***** GIVEN RECORDS *****

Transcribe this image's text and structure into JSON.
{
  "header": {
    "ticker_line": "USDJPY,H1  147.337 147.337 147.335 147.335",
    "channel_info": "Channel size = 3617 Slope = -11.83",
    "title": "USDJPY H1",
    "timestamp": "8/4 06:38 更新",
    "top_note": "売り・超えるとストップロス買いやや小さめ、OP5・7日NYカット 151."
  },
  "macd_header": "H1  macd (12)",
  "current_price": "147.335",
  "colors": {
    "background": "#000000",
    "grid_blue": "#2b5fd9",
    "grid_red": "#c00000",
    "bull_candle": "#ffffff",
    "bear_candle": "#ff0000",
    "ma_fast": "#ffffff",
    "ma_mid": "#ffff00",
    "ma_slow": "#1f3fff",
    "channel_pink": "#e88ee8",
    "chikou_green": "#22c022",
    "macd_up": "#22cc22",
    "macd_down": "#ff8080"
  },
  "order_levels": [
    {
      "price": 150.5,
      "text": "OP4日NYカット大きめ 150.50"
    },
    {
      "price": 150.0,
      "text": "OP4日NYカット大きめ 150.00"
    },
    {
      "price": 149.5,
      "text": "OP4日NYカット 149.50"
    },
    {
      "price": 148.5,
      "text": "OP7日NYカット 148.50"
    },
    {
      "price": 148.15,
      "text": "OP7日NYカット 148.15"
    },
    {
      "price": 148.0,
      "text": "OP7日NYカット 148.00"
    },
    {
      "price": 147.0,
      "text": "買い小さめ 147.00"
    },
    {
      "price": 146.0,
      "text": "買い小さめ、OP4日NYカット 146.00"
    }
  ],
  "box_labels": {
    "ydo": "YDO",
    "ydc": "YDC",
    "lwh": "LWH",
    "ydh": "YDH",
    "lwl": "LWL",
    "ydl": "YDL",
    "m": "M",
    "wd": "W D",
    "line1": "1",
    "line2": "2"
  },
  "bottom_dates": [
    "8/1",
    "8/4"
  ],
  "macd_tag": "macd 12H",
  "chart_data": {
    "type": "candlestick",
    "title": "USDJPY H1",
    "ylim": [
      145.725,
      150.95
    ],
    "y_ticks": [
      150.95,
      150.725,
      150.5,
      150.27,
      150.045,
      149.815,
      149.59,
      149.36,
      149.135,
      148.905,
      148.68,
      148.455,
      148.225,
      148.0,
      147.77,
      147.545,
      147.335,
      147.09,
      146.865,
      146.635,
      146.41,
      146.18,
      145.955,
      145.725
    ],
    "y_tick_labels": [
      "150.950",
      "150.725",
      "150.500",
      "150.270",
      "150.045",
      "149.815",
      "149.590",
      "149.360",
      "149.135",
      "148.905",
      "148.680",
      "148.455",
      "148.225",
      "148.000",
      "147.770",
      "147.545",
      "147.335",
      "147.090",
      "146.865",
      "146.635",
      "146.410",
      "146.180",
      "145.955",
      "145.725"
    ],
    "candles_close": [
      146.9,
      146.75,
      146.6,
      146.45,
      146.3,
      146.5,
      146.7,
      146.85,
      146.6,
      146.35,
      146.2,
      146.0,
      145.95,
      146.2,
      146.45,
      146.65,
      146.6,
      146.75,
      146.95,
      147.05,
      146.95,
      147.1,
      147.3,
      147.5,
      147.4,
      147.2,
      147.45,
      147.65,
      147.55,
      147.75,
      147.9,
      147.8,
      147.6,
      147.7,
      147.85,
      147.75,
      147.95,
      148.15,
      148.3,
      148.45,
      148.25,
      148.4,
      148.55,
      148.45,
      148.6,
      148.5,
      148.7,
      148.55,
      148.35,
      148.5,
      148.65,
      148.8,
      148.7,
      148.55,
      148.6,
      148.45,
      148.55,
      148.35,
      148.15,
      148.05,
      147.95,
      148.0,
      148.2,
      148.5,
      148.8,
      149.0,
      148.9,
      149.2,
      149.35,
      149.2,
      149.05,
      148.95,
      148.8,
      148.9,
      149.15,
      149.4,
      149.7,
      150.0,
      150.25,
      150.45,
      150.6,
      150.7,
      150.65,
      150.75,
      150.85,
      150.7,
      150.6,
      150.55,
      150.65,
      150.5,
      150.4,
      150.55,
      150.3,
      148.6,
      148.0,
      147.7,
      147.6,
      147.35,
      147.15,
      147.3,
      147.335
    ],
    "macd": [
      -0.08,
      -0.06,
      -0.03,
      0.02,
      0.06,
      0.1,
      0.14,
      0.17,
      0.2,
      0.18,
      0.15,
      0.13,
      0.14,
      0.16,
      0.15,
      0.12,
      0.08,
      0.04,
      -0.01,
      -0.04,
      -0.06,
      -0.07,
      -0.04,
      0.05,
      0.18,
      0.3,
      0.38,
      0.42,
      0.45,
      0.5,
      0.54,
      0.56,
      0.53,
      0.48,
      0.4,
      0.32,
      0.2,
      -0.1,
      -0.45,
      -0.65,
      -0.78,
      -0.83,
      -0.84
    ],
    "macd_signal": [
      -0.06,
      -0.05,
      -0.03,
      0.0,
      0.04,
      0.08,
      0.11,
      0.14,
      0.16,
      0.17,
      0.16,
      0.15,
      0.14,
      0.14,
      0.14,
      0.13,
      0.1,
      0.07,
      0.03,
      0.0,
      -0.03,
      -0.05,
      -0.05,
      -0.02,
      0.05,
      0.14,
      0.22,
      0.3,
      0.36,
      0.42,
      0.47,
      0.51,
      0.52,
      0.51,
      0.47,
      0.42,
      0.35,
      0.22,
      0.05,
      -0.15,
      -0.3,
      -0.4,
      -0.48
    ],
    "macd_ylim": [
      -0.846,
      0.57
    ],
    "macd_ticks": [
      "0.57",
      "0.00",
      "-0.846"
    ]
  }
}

*****

» **THE PROBLEM**: Would you reproduce all the entries exactly?

» **EXPECTED OUTPUT**:
Transcribe this image's text and structure into JSON.
{
  "header": {
    "ticker_line": "USDJPY,H1  147.337 147.337 147.335 147.335",
    "channel_info": "Channel size = 3617 Slope = -11.83",
    "title": "USDJPY H1",
    "timestamp": "8/4 06:38 更新",
    "top_note": "売り・超えるとストップロス買いやや小さめ、OP5・7日NYカット 151."
  },
  "macd_header": "H1  macd (12)",
  "current_price": "147.335",
  "colors": {
    "background": "#000000",
    "grid_blue": "#2b5fd9",
    "grid_red": "#c00000",
    "bull_candle": "#ffffff",
    "bear_candle": "#ff0000",
    "ma_fast": "#ffffff",
    "ma_mid": "#ffff00",
    "ma_slow": "#1f3fff",
    "channel_pink": "#e88ee8",
    "chikou_green": "#22c022",
    "macd_up": "#22cc22",
    "macd_down": "#ff8080"
  },
  "order_levels": [
    {
      "price": 150.5,
      "text": "OP4日NYカット大きめ 150.50"
    },
    {
      "price": 150.0,
      "text": "OP4日NYカット大きめ 150.00"
    },
    {
      "price": 149.5,
      "text": "OP4日NYカット 149.50"
    },
    {
      "price": 148.5,
      "text": "OP7日NYカット 148.50"
    },
    {
      "price": 148.15,
      "text": "OP7日NYカット 148.15"
    },
    {
      "price": 148.0,
      "text": "OP7日NYカット 148.00"
    },
    {
      "price": 147.0,
      "text": "買い小さめ 147.00"
    },
    {
      "price": 146.0,
      "text": "買い小さめ、OP4日NYカット 146.00"
    }
  ],
  "box_labels": {
    "ydo": "YDO",
    "ydc": "YDC",
    "lwh": "LWH",
    "ydh": "YDH",
    "lwl": "LWL",
    "ydl": "YDL",
    "m": "M",
    "wd": "W D",
    "line1": "1",
    "line2": "2"
  },
  "bottom_dates": [
    "8/1",
    "8/4"
  ],
  "macd_tag": "macd 12H",
  "chart_data": {
    "type": "candlestick",
    "title": "USDJPY H1",
    "ylim": [
      145.725,
      150.95
    ],
    "y_ticks": [
      150.95,
      150.725,
      150.5,
      150.27,
      150.045,
      149.815,
      149.59,
      149.36,
      149.135,
      148.905,
      148.68,
      148.455,
      148.225,
      148.0,
      147.77,
      147.545,
      147.335,
      147.09,
      146.865,
      146.635,
      146.41,
      146.18,
      145.955,
      145.725
    ],
    "y_tick_labels": [
      "150.950",
      "150.725",
      "150.500",
      "150.270",
      "150.045",
      "149.815",
      "149.590",
      "149.360",
      "149.135",
      "148.905",
      "148.680",
      "148.455",
      "148.225",
      "148.000",
      "147.770",
      "147.545",
      "147.335",
      "147.090",
      "146.865",
      "146.635",
      "146.410",
      "146.180",
      "145.955",
      "145.725"
    ],
    "candles_close": [
      146.9,
      146.75,
      146.6,
      146.45,
      146.3,
      146.5,
      146.7,
      146.85,
      146.6,
      146.35,
      146.2,
      146.0,
      145.95,
      146.2,
      146.45,
      146.65,
      146.6,
      146.75,
      146.95,
      147.05,
      146.95,
      147.1,
      147.3,
      147.5,
      147.4,
      147.2,
      147.45,
      147.65,
      147.55,
      147.75,
      147.9,
      147.8,
      147.6,
      147.7,
      147.85,
      147.75,
      147.95,
      148.15,
      148.3,
      148.45,
      148.25,
      148.4,
      148.55,
      148.45,
      148.6,
      148.5,
      148.7,
      148.55,
      148.35,
      148.5,
      148.65,
      148.8,
      148.7,
      148.55,
      148.6,
      148.45,
      148.55,
      148.35,
      148.15,
      148.05,
      147.95,
      148.0,
      148.2,
      148.5,
      148.8,
      149.0,
      148.9,
      149.2,
      149.35,
      149.2,
      149.05,
      148.95,
      148.8,
      148.9,
      149.15,
      149.4,
      149.7,
      150.0,
      150.25,
      150.45,
      150.6,
      150.7,
      150.65,
      150.75,
      150.85,
      150.7,
      150.6,
      150.55,
      150.65,
      150.5,
      150.4,
      150.55,
      150.3,
      148.6,
      148.0,
      147.7,
      147.6,
      147.35,
      147.15,
      147.3,
      147.335
    ],
    "macd": [
      -0.08,
      -0.06,
      -0.03,
      0.02,
      0.06,
      0.1,
      0.14,
      0.17,
      0.2,
      0.18,
      0.15,
      0.13,
      0.14,
      0.16,
      0.15,
      0.12,
      0.08,
      0.04,
      -0.01,
      -0.04,
      -0.06,
      -0.07,
      -0.04,
      0.05,
      0.18,
      0.3,
      0.38,
      0.42,
      0.45,
      0.5,
      0.54,
      0.56,
      0.53,
      0.48,
      0.4,
      0.32,
      0.2,
      -0.1,
      -0.45,
      -0.65,
      -0.78,
      -0.83,
      -0.84
    ],
    "macd_signal": [
      -0.06,
      -0.05,
      -0.03,
      0.0,
      0.04,
      0.08,
      0.11,
      0.14,
      0.16,
      0.17,
      0.16,
      0.15,
      0.14,
      0.14,
      0.14,
      0.13,
      0.1,
      0.07,
      0.03,
      0.0,
      -0.03,
      -0.05,
      -0.05,
      -0.02,
      0.05,
      0.14,
      0.22,
      0.3,
      0.36,
      0.42,
      0.47,
      0.51,
      0.52,
      0.51,
      0.47,
      0.42,
      0.35,
      0.22,
      0.05,
      -0.15,
      -0.3,
      -0.4,
      -0.48
    ],
    "macd_ylim": [
      -0.846,
      0.57
    ],
    "macd_ticks": [
      "0.57",
      "0.00",
      "-0.846"
    ]
  }
}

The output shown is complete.